* Requirements
Restate each line word for word. Leave out every picture.
----------
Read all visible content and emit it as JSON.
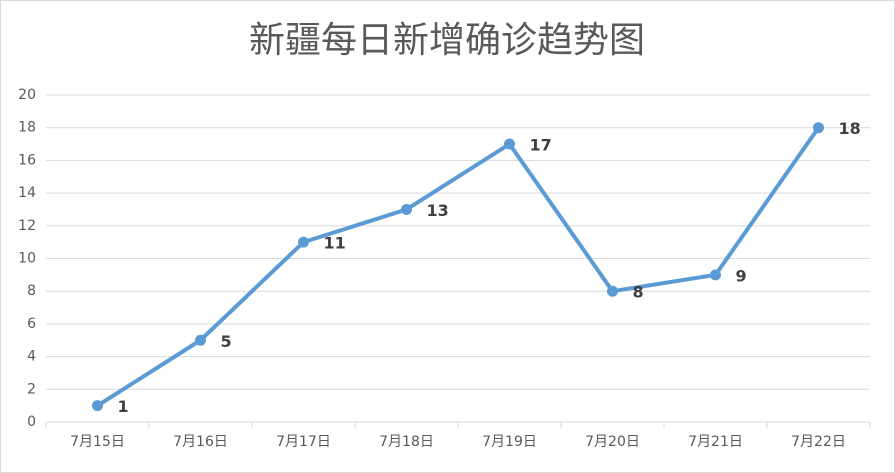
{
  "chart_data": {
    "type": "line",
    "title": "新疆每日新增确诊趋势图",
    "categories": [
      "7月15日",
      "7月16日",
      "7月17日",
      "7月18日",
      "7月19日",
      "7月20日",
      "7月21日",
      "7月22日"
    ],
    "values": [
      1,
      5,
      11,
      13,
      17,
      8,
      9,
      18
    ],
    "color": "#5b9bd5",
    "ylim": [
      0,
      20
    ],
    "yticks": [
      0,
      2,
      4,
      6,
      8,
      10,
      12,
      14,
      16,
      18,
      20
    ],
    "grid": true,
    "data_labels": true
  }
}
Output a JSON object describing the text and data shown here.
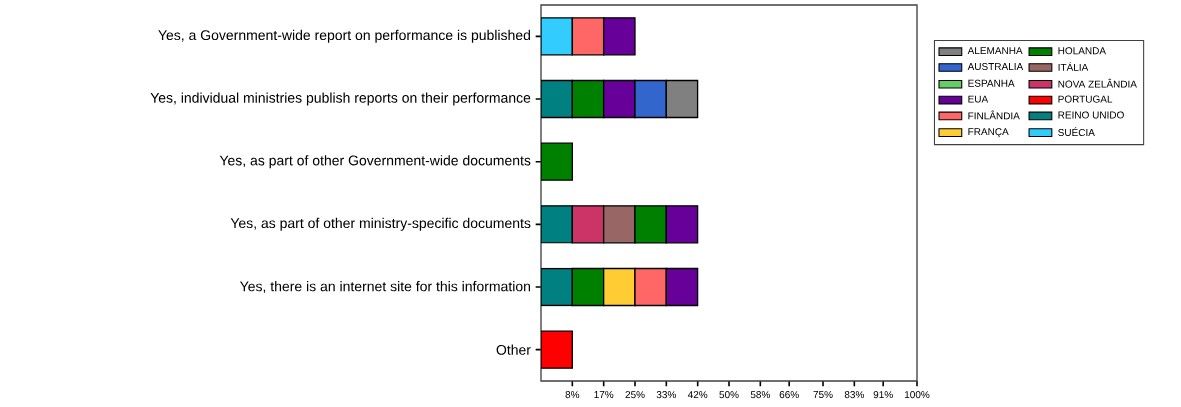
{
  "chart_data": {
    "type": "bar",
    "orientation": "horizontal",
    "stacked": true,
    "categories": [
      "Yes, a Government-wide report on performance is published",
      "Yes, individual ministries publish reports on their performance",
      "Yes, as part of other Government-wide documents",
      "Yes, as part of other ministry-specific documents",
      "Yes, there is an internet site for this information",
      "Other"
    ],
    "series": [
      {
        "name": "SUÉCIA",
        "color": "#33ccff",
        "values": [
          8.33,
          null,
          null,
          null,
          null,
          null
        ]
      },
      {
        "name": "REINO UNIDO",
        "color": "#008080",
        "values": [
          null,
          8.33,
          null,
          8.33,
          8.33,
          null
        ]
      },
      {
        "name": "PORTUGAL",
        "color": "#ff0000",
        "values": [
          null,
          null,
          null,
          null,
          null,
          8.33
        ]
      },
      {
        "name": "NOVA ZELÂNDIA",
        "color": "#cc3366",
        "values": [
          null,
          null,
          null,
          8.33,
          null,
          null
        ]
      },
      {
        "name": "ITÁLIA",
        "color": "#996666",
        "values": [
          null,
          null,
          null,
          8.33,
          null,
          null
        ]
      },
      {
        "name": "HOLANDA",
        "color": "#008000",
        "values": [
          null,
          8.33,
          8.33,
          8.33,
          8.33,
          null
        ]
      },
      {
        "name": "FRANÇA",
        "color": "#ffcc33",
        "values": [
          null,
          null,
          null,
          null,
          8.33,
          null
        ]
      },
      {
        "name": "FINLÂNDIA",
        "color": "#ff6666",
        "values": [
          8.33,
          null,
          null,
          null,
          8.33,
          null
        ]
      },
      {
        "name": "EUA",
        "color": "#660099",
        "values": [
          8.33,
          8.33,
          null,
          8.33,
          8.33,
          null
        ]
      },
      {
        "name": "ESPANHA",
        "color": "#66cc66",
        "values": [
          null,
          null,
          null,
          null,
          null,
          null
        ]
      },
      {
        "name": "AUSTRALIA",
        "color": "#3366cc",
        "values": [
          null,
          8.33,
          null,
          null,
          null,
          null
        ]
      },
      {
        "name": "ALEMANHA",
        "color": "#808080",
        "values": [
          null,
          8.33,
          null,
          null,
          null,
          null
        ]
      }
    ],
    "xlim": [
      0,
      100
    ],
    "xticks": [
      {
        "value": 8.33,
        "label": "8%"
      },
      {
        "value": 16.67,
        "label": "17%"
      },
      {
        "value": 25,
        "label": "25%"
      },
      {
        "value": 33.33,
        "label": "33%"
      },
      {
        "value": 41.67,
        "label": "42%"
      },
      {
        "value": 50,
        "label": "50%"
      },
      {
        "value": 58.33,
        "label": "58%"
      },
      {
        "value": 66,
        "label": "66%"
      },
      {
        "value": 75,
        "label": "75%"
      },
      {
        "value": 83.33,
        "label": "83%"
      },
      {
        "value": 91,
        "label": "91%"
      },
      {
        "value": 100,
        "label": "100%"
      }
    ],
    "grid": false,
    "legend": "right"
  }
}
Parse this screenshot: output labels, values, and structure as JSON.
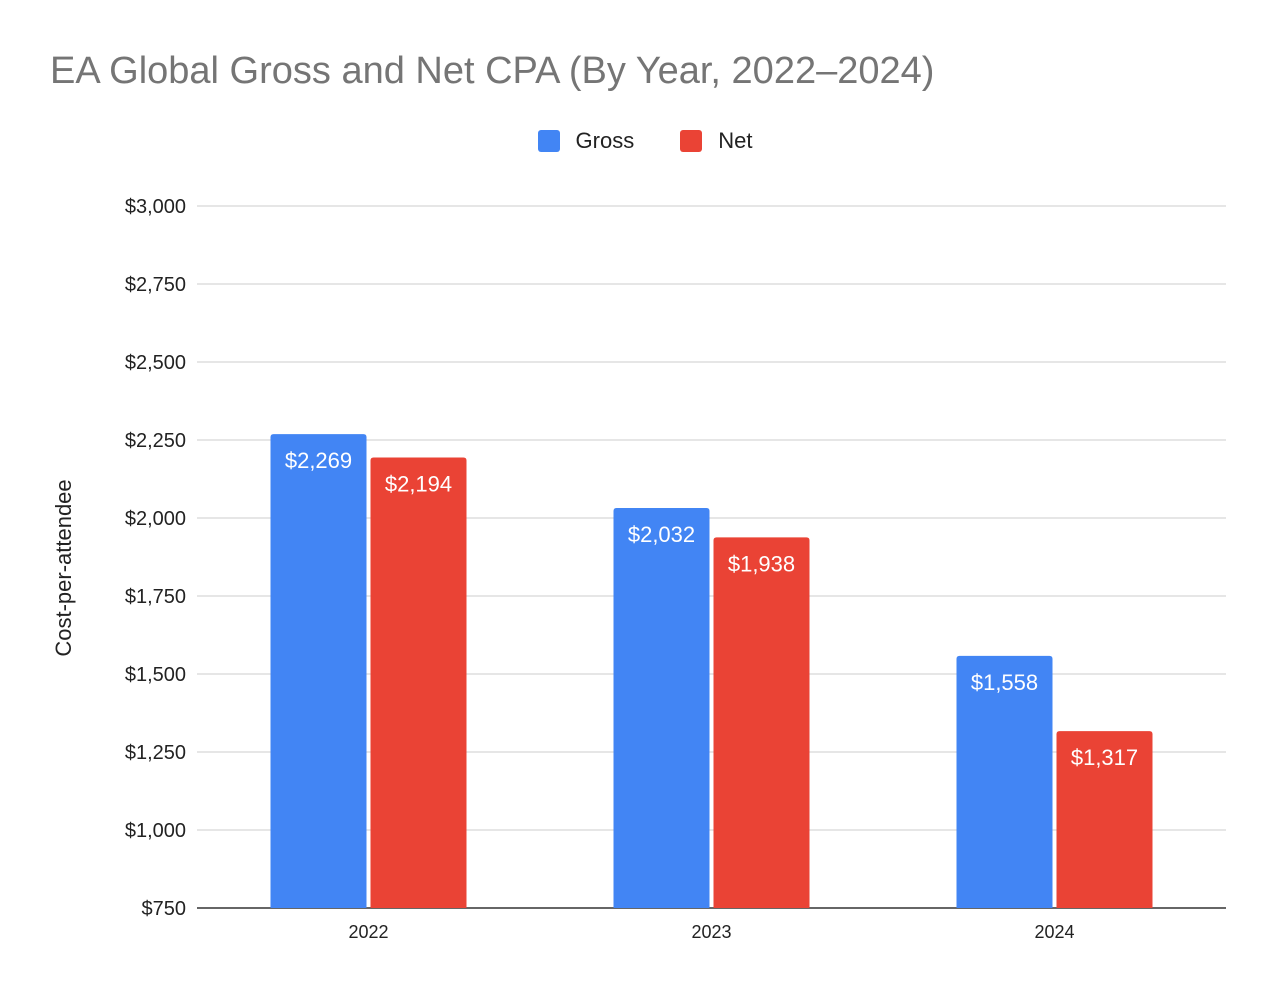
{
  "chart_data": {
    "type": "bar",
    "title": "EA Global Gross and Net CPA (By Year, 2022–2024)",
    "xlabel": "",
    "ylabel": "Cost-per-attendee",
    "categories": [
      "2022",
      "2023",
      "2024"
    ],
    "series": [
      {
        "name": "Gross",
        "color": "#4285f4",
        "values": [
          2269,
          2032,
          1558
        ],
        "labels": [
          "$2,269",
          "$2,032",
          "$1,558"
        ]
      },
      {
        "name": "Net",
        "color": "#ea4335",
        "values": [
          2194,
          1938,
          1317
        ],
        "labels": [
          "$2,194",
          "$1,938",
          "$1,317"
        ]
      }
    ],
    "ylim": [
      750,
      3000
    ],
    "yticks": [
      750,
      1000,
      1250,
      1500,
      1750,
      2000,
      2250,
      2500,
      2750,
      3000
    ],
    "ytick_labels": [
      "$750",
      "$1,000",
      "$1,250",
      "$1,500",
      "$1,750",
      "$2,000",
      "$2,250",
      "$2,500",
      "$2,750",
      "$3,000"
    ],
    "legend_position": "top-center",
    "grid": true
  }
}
----------
* Exercise solution
Read all visible content and emit it as JSON.
{
  "chart_data": {
    "type": "line",
    "title": "新疆每日新增确诊趋势图",
    "categories": [
      "7月15日",
      "7月16日",
      "7月17日",
      "7月18日",
      "7月19日",
      "7月20日",
      "7月21日",
      "7月22日"
    ],
    "values": [
      1,
      5,
      11,
      13,
      17,
      8,
      9,
      18
    ],
    "color": "#5b9bd5",
    "ylim": [
      0,
      20
    ],
    "yticks": [
      0,
      2,
      4,
      6,
      8,
      10,
      12,
      14,
      16,
      18,
      20
    ],
    "grid": true,
    "data_labels": true
  }
}
Output a JSON object describing the text and data shown here.
{
  "chart_data": {
    "type": "bar",
    "orientation": "horizontal",
    "stacked": true,
    "categories": [
      "Yes, a Government-wide report on performance is published",
      "Yes, individual ministries publish reports on their performance",
      "Yes, as part of other Government-wide documents",
      "Yes, as part of other ministry-specific documents",
      "Yes, there is an internet site for this information",
      "Other"
    ],
    "series": [
      {
        "name": "SUÉCIA",
        "color": "#33ccff",
        "values": [
          8.33,
          null,
          null,
          null,
          null,
          null
        ]
      },
      {
        "name": "REINO UNIDO",
        "color": "#008080",
        "values": [
          null,
          8.33,
          null,
          8.33,
          8.33,
          null
        ]
      },
      {
        "name": "PORTUGAL",
        "color": "#ff0000",
        "values": [
          null,
          null,
          null,
          null,
          null,
          8.33
        ]
      },
      {
        "name": "NOVA ZELÂNDIA",
        "color": "#cc3366",
        "values": [
          null,
          null,
          null,
          8.33,
          null,
          null
        ]
      },
      {
        "name": "ITÁLIA",
        "color": "#996666",
        "values": [
          null,
          null,
          null,
          8.33,
          null,
          null
        ]
      },
      {
        "name": "HOLANDA",
        "color": "#008000",
        "values": [
          null,
          8.33,
          8.33,
          8.33,
          8.33,
          null
        ]
      },
      {
        "name": "FRANÇA",
        "color": "#ffcc33",
        "values": [
          null,
          null,
          null,
          null,
          8.33,
          null
        ]
      },
      {
        "name": "FINLÂNDIA",
        "color": "#ff6666",
        "values": [
          8.33,
          null,
          null,
          null,
          8.33,
          null
        ]
      },
      {
        "name": "EUA",
        "color": "#660099",
        "values": [
          8.33,
          8.33,
          null,
          8.33,
          8.33,
          null
        ]
      },
      {
        "name": "ESPANHA",
        "color": "#66cc66",
        "values": [
          null,
          null,
          null,
          null,
          null,
          null
        ]
      },
      {
        "name": "AUSTRALIA",
        "color": "#3366cc",
        "values": [
          null,
          8.33,
          null,
          null,
          null,
          null
        ]
      },
      {
        "name": "ALEMANHA",
        "color": "#808080",
        "values": [
          null,
          8.33,
          null,
          null,
          null,
          null
        ]
      }
    ],
    "xlim": [
      0,
      100
    ],
    "xticks": [
      {
        "value": 8.33,
        "label": "8%"
      },
      {
        "value": 16.67,
        "label": "17%"
      },
      {
        "value": 25,
        "label": "25%"
      },
      {
        "value": 33.33,
        "label": "33%"
      },
      {
        "value": 41.67,
        "label": "42%"
      },
      {
        "value": 50,
        "label": "50%"
      },
      {
        "value": 58.33,
        "label": "58%"
      },
      {
        "value": 66,
        "label": "66%"
      },
      {
        "value": 75,
        "label": "75%"
      },
      {
        "value": 83.33,
        "label": "83%"
      },
      {
        "value": 91,
        "label": "91%"
      },
      {
        "value": 100,
        "label": "100%"
      }
    ],
    "grid": false,
    "legend": "right"
  }
}
Parse this screenshot: output labels, values, and structure as JSON.
{
  "chart_data": {
    "type": "bar",
    "title": "EA Global Gross and Net CPA (By Year, 2022–2024)",
    "xlabel": "",
    "ylabel": "Cost-per-attendee",
    "categories": [
      "2022",
      "2023",
      "2024"
    ],
    "series": [
      {
        "name": "Gross",
        "color": "#4285f4",
        "values": [
          2269,
          2032,
          1558
        ],
        "labels": [
          "$2,269",
          "$2,032",
          "$1,558"
        ]
      },
      {
        "name": "Net",
        "color": "#ea4335",
        "values": [
          2194,
          1938,
          1317
        ],
        "labels": [
          "$2,194",
          "$1,938",
          "$1,317"
        ]
      }
    ],
    "ylim": [
      750,
      3000
    ],
    "yticks": [
      750,
      1000,
      1250,
      1500,
      1750,
      2000,
      2250,
      2500,
      2750,
      3000
    ],
    "ytick_labels": [
      "$750",
      "$1,000",
      "$1,250",
      "$1,500",
      "$1,750",
      "$2,000",
      "$2,250",
      "$2,500",
      "$2,750",
      "$3,000"
    ],
    "legend_position": "top-center",
    "grid": true
  }
}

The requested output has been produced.